[Stored entries]
--- --- ---
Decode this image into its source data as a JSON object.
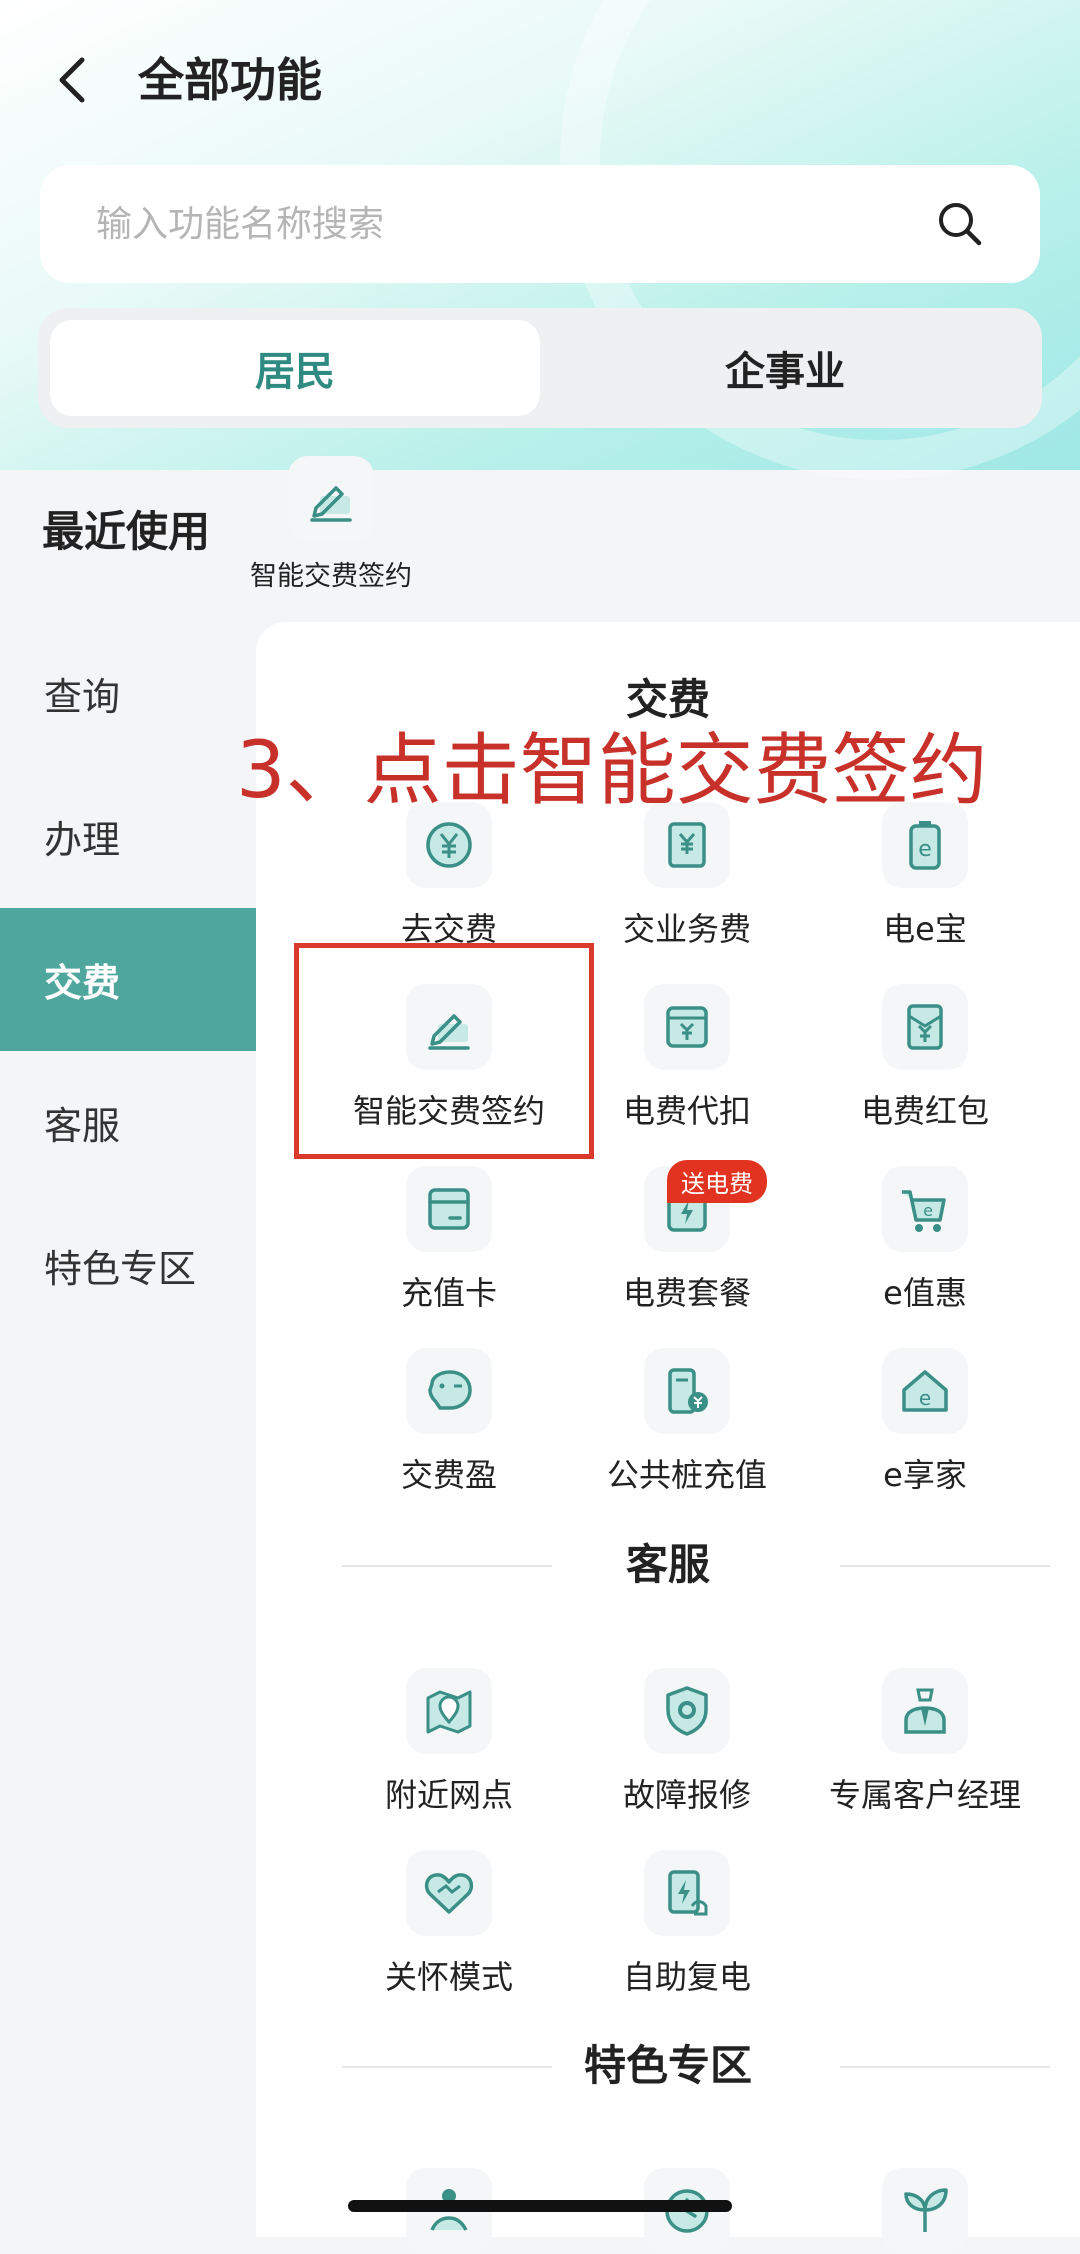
{
  "header": {
    "title": "全部功能"
  },
  "search": {
    "placeholder": "输入功能名称搜索"
  },
  "segments": [
    {
      "label": "居民",
      "active": true
    },
    {
      "label": "企事业",
      "active": false
    }
  ],
  "recent": {
    "label": "最近使用",
    "items": [
      {
        "label": "智能交费签约",
        "icon": "pen-sign-icon"
      }
    ]
  },
  "sidebar": {
    "items": [
      "查询",
      "办理",
      "交费",
      "客服",
      "特色专区"
    ],
    "active_index": 2
  },
  "sections": [
    {
      "title": "交费",
      "items": [
        {
          "label": "去交费",
          "icon": "yuan-circle-icon"
        },
        {
          "label": "交业务费",
          "icon": "yuan-doc-icon"
        },
        {
          "label": "电e宝",
          "icon": "e-battery-icon"
        },
        {
          "label": "智能交费签约",
          "icon": "pen-sign-icon"
        },
        {
          "label": "电费代扣",
          "icon": "yuan-card-icon"
        },
        {
          "label": "电费红包",
          "icon": "envelope-icon"
        },
        {
          "label": "充值卡",
          "icon": "card-icon"
        },
        {
          "label": "电费套餐",
          "icon": "lightning-box-icon"
        },
        {
          "label": "e值惠",
          "icon": "e-cart-icon"
        },
        {
          "label": "交费盈",
          "icon": "piggy-bank-icon"
        },
        {
          "label": "公共桩充值",
          "icon": "charging-pile-icon"
        },
        {
          "label": "e享家",
          "icon": "e-home-icon"
        }
      ]
    },
    {
      "title": "客服",
      "items": [
        {
          "label": "附近网点",
          "icon": "map-pin-icon"
        },
        {
          "label": "故障报修",
          "icon": "shield-gear-icon"
        },
        {
          "label": "专属客户经理",
          "icon": "manager-icon"
        },
        {
          "label": "关怀模式",
          "icon": "heart-hands-icon"
        },
        {
          "label": "自助复电",
          "icon": "power-hand-icon"
        }
      ]
    },
    {
      "title": "特色专区",
      "items": []
    }
  ],
  "badge": {
    "text": "送电费"
  },
  "annotation": {
    "text": "3、点击智能交费签约"
  },
  "colors": {
    "accent": "#4fa69c",
    "accent_text": "#2f8a82",
    "badge": "#e1331f",
    "annotation": "#c8312a"
  }
}
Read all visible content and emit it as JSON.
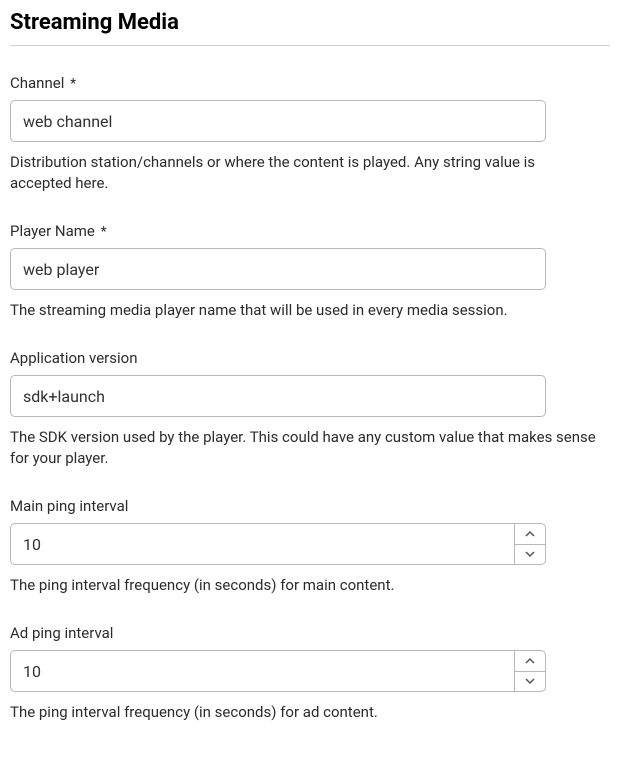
{
  "section": {
    "title": "Streaming Media"
  },
  "fields": {
    "channel": {
      "label": "Channel",
      "required_mark": "*",
      "value": "web channel",
      "help": "Distribution station/channels or where the content is played. Any string value is accepted here."
    },
    "player_name": {
      "label": "Player Name",
      "required_mark": "*",
      "value": "web player",
      "help": "The streaming media player name that will be used in every media session."
    },
    "app_version": {
      "label": "Application version",
      "value": "sdk+launch",
      "help": "The SDK version used by the player. This could have any custom value that makes sense for your player."
    },
    "main_ping": {
      "label": "Main ping interval",
      "value": "10",
      "help": "The ping interval frequency (in seconds) for main content."
    },
    "ad_ping": {
      "label": "Ad ping interval",
      "value": "10",
      "help": "The ping interval frequency (in seconds) for ad content."
    }
  }
}
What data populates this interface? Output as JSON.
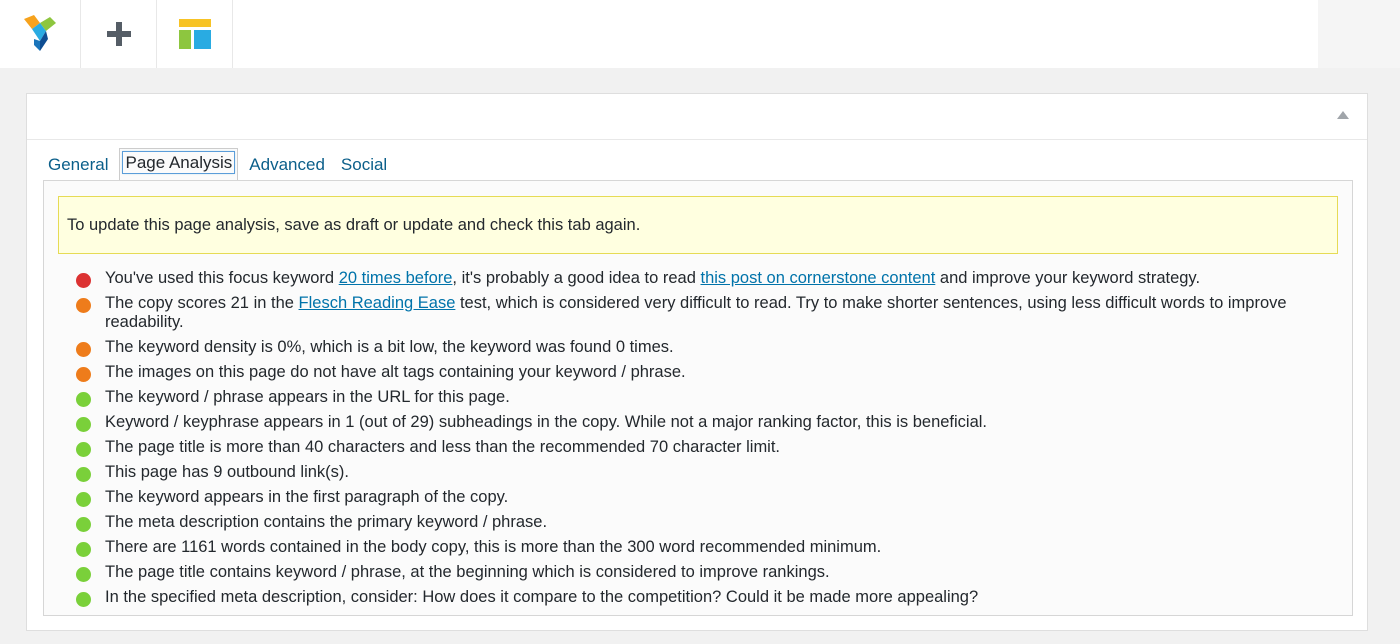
{
  "colors": {
    "bad": "#dc3232",
    "ok": "#ee7c1b",
    "good": "#7ad03a",
    "link": "#0073aa",
    "notice_bg": "#ffffe0",
    "notice_border": "#e6db55"
  },
  "toolbar": {
    "buttons": [
      {
        "icon": "visual-composer-logo-icon"
      },
      {
        "icon": "plus-icon"
      },
      {
        "icon": "layout-template-icon"
      }
    ]
  },
  "tabs": [
    {
      "label": "General"
    },
    {
      "label": "Page Analysis",
      "active": true
    },
    {
      "label": "Advanced"
    },
    {
      "label": "Social"
    }
  ],
  "notice": "To update this page analysis, save as draft or update and check this tab again.",
  "results": [
    {
      "status": "red",
      "pre": "You've used this focus keyword ",
      "link1": "20 times before",
      "mid": ", it's probably a good idea to read ",
      "link2": "this post on cornerstone content",
      "post": " and improve your keyword strategy."
    },
    {
      "status": "orange",
      "pre": "The copy scores 21 in the ",
      "link1": "Flesch Reading Ease",
      "post": " test, which is considered very difficult to read. Try to make shorter sentences, using less difficult words to improve readability."
    },
    {
      "status": "orange",
      "text": "The keyword density is 0%, which is a bit low, the keyword was found 0 times."
    },
    {
      "status": "orange",
      "text": "The images on this page do not have alt tags containing your keyword / phrase."
    },
    {
      "status": "green",
      "text": "The keyword / phrase appears in the URL for this page."
    },
    {
      "status": "green",
      "text": "Keyword / keyphrase appears in 1 (out of 29) subheadings in the copy. While not a major ranking factor, this is beneficial."
    },
    {
      "status": "green",
      "text": "The page title is more than 40 characters and less than the recommended 70 character limit."
    },
    {
      "status": "green",
      "text": "This page has 9 outbound link(s)."
    },
    {
      "status": "green",
      "text": "The keyword appears in the first paragraph of the copy."
    },
    {
      "status": "green",
      "text": "The meta description contains the primary keyword / phrase."
    },
    {
      "status": "green",
      "text": "There are 1161 words contained in the body copy, this is more than the 300 word recommended minimum."
    },
    {
      "status": "green",
      "text": "The page title contains keyword / phrase, at the beginning which is considered to improve rankings."
    },
    {
      "status": "green",
      "text": "In the specified meta description, consider: How does it compare to the competition? Could it be made more appealing?"
    }
  ]
}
--- --- ---
** What is required **
Count the lines in the material above where the string "considered" appears, then state only that count.

** Output below **
2